_Problem statement_:
Repeat the lines that follow, leaving nothing out.
================
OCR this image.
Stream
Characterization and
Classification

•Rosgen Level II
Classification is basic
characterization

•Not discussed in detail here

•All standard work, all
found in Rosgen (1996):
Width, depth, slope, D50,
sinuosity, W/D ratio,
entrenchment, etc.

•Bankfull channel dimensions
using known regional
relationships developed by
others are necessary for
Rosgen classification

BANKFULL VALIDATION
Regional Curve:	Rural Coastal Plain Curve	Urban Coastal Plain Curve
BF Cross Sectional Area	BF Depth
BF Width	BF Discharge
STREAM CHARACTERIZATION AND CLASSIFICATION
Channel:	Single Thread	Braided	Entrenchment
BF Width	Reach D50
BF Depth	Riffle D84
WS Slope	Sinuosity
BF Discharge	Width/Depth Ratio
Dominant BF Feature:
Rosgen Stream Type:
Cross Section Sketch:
================
_Right answer_:
OCR this image.
Stream
Characterization and
Classification

•Rosgen Level II
Classification is basic
characterization

•Not discussed in detail here

•All standard work, all
found in Rosgen (1996):
Width, depth, slope, D50,
sinuosity, W/D ratio,
entrenchment, etc.

•Bankfull channel dimensions
using known regional
relationships developed by
others are necessary for
Rosgen classification

BANKFULL VALIDATION
Regional Curve:	Rural Coastal Plain Curve	Urban Coastal Plain Curve
BF Cross Sectional Area	BF Depth
BF Width	BF Discharge
STREAM CHARACTERIZATION AND CLASSIFICATION
Channel:	Single Thread	Braided	Entrenchment
BF Width	Reach D50
BF Depth	Riffle D84
WS Slope	Sinuosity
BF Discharge	Width/Depth Ratio
Dominant BF Feature:
Rosgen Stream Type:
Cross Section Sketch:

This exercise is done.